» **Given instruction**
Reproduce the entries below verbatim, from the start of the entries through the line containing "rotation-snap-value[interactable]: 10° xyxy=(896,85,920,99)", inclusive.

Dataset entries:
## start
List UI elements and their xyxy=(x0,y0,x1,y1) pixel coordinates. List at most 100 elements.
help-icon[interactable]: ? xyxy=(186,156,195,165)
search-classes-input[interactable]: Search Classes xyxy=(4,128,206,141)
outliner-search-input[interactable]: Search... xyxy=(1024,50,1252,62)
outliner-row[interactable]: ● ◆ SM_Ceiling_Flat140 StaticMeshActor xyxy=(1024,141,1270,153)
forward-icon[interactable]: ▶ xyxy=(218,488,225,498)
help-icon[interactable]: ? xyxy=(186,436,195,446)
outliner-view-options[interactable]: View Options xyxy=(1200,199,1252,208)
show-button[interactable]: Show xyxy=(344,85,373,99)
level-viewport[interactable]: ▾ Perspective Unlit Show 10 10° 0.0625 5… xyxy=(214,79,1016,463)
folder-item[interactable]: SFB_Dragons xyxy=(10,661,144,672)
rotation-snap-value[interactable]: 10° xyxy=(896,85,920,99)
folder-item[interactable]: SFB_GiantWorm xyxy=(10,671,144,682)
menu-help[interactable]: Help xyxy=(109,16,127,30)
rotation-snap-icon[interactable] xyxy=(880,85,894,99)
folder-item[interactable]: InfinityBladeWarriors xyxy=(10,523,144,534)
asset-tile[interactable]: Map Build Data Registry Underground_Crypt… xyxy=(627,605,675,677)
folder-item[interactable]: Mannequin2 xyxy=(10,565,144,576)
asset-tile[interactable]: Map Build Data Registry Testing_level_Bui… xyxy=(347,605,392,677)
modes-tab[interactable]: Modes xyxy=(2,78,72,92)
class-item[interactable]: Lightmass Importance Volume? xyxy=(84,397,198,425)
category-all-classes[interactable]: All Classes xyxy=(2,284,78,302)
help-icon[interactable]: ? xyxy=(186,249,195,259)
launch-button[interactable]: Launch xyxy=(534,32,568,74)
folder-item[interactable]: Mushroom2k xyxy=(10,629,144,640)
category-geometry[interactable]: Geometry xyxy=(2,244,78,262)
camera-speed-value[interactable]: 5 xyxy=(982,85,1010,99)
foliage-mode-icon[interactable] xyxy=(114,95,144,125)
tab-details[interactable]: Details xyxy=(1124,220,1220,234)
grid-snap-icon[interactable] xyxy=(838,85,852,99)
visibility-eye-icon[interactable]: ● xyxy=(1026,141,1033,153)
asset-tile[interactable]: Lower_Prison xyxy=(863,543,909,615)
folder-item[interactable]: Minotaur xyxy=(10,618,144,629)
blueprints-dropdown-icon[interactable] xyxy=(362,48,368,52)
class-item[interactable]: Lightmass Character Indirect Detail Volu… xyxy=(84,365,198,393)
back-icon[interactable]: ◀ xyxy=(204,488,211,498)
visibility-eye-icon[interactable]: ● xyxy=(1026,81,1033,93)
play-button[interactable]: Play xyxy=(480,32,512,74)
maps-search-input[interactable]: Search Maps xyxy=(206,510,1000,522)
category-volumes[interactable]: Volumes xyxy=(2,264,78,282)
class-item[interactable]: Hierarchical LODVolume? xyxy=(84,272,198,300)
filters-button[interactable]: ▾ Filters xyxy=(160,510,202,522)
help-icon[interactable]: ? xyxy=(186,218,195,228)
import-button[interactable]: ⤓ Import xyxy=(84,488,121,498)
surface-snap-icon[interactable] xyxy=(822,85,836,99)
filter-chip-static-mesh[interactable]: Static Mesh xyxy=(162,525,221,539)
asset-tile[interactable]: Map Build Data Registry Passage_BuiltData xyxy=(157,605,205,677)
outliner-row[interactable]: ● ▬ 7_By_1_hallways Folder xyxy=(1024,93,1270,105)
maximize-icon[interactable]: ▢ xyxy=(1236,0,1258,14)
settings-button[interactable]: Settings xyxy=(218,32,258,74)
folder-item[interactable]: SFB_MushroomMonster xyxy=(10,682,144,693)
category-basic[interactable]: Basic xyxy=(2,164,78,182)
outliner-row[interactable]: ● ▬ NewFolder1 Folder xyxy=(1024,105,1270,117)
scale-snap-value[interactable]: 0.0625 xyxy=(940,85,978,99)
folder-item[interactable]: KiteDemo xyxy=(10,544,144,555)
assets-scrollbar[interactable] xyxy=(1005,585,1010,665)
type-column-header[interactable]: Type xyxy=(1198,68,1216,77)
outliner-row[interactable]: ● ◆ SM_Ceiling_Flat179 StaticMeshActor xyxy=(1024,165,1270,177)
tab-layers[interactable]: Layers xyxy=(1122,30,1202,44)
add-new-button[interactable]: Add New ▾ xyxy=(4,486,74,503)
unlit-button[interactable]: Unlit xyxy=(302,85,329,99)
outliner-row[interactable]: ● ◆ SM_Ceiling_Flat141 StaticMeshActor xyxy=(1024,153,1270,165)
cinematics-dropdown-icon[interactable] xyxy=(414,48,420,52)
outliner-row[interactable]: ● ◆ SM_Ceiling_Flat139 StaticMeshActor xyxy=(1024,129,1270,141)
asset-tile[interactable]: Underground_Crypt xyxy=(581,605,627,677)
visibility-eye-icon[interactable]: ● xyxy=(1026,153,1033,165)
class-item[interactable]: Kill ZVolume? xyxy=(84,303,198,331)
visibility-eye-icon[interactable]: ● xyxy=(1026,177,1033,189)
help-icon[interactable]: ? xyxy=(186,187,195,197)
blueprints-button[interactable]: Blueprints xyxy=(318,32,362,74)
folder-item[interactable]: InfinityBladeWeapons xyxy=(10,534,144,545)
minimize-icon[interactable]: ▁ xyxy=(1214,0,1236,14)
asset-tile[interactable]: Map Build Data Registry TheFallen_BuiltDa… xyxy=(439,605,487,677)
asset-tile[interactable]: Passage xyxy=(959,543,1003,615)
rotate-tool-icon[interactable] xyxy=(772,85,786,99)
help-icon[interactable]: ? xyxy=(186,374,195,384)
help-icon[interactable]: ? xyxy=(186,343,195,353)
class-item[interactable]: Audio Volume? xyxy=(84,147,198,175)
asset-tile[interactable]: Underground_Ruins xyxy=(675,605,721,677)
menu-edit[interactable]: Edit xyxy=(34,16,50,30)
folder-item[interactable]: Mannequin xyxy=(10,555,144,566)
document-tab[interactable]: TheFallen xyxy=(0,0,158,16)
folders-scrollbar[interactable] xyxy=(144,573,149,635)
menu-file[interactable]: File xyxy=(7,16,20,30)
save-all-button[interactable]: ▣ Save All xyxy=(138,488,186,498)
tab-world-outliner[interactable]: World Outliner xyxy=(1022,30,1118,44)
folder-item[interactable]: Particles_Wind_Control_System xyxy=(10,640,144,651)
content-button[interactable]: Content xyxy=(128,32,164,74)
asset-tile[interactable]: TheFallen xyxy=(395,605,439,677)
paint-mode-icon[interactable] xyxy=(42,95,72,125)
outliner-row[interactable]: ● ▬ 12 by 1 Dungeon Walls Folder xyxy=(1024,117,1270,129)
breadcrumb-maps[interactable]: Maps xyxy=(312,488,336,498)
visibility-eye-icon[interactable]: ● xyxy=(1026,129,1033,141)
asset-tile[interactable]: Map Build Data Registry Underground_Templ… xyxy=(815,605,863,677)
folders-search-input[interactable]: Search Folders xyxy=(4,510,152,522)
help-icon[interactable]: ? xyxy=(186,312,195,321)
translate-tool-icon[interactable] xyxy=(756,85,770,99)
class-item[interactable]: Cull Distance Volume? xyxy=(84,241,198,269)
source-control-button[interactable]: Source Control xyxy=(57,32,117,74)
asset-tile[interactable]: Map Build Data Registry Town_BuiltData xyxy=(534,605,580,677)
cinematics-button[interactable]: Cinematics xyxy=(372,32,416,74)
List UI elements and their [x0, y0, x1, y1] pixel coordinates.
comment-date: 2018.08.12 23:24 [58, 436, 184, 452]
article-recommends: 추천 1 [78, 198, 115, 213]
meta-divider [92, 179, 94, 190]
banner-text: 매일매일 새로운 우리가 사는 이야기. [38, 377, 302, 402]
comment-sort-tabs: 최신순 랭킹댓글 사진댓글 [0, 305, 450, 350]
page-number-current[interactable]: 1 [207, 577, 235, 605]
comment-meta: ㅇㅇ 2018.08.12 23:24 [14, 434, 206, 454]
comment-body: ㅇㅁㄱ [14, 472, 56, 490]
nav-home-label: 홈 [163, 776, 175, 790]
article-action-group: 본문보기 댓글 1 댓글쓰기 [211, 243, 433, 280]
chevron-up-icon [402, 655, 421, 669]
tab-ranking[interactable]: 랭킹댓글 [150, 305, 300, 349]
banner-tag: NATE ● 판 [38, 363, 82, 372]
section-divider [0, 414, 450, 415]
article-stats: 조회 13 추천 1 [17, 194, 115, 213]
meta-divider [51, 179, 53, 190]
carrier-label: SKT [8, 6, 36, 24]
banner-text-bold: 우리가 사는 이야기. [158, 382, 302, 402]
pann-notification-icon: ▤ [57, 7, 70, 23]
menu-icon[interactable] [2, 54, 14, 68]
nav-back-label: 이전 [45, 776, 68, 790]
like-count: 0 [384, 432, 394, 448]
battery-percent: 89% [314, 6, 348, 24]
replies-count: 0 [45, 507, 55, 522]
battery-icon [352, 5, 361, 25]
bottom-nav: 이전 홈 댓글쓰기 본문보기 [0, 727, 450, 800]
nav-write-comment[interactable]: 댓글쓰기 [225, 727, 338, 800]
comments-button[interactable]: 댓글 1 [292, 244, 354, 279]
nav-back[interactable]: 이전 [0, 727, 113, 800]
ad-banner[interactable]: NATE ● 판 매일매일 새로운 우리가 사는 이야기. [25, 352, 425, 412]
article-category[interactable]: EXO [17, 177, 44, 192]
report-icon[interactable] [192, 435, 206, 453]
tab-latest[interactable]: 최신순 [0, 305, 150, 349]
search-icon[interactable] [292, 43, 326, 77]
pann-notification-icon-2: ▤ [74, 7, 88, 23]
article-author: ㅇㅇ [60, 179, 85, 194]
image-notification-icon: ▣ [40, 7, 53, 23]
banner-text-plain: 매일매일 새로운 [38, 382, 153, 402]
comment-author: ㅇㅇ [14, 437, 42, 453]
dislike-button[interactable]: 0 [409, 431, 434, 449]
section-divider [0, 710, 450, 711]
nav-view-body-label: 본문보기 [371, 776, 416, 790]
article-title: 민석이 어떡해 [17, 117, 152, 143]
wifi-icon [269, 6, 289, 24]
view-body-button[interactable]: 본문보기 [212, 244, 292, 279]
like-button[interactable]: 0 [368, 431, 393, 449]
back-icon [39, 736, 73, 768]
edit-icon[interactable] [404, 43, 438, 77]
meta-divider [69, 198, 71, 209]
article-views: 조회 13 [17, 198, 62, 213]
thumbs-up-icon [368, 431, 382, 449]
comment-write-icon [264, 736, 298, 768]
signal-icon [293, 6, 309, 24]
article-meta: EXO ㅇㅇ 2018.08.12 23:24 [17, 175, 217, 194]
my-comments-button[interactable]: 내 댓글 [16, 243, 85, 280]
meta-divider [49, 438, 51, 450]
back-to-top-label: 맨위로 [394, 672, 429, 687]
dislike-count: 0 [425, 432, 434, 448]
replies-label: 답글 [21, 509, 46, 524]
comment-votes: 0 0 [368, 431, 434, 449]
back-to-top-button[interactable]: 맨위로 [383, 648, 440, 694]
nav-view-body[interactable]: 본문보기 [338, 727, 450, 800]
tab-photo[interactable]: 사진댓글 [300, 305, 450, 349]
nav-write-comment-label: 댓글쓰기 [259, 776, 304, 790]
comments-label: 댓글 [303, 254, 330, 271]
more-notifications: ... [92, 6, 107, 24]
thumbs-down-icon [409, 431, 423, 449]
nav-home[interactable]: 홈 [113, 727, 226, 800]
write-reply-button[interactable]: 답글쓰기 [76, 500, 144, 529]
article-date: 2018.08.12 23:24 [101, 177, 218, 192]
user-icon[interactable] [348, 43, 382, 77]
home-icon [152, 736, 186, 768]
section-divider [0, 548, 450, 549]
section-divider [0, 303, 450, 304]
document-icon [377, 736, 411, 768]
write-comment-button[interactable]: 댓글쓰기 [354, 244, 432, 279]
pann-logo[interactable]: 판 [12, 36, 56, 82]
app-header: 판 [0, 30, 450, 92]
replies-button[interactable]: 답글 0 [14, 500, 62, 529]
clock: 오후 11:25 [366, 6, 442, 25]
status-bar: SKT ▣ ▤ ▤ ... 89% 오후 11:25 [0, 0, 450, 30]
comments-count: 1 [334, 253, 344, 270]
## end
» **The result**
List UI elements and their xyxy=(x0,y0,x1,y1) pixel coordinates. List at most 100 elements.
help-icon[interactable]: ? xyxy=(186,156,195,165)
search-classes-input[interactable]: Search Classes xyxy=(4,128,206,141)
outliner-search-input[interactable]: Search... xyxy=(1024,50,1252,62)
outliner-row[interactable]: ● ◆ SM_Ceiling_Flat140 StaticMeshActor xyxy=(1024,141,1270,153)
forward-icon[interactable]: ▶ xyxy=(218,488,225,498)
help-icon[interactable]: ? xyxy=(186,436,195,446)
outliner-view-options[interactable]: View Options xyxy=(1200,199,1252,208)
show-button[interactable]: Show xyxy=(344,85,373,99)
level-viewport[interactable]: ▾ Perspective Unlit Show 10 10° 0.0625 5… xyxy=(214,79,1016,463)
folder-item[interactable]: SFB_Dragons xyxy=(10,661,144,672)
rotation-snap-value[interactable]: 10° xyxy=(896,85,920,99)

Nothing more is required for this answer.